● Short exercise:
Reproduce every line of the material below, but drop the pictures.

● Material supplied:
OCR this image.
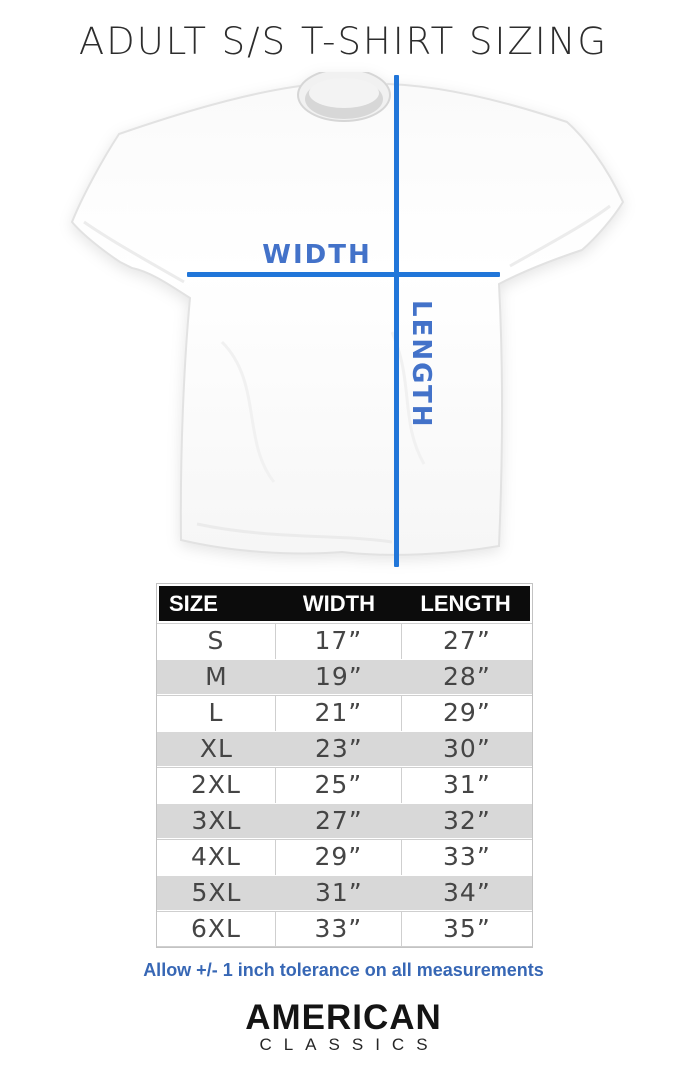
ADULT S/S T-SHIRT SIZING
WIDTH
LENGTH
SIZE	WIDTH	LENGTH
S	17”	27”
M	19”	28”
L	21”	29”
XL	23”	30”
2XL	25”	31”
3XL	27”	32”
4XL	29”	33”
5XL	31”	34”
6XL	33”	35”
Allow +/- 1 inch tolerance on all measurements
AMERICAN
CLASSICS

● Answer to the problem:
OCR this image.
ADULT S/S T-SHIRT SIZING
WIDTH
LENGTH
SIZE	WIDTH	LENGTH
S	17”	27”
M	19”	28”
L	21”	29”
XL	23”	30”
2XL	25”	31”
3XL	27”	32”
4XL	29”	33”
5XL	31”	34”
6XL	33”	35”
Allow +/- 1 inch tolerance on all measurements
AMERICAN
CLASSICS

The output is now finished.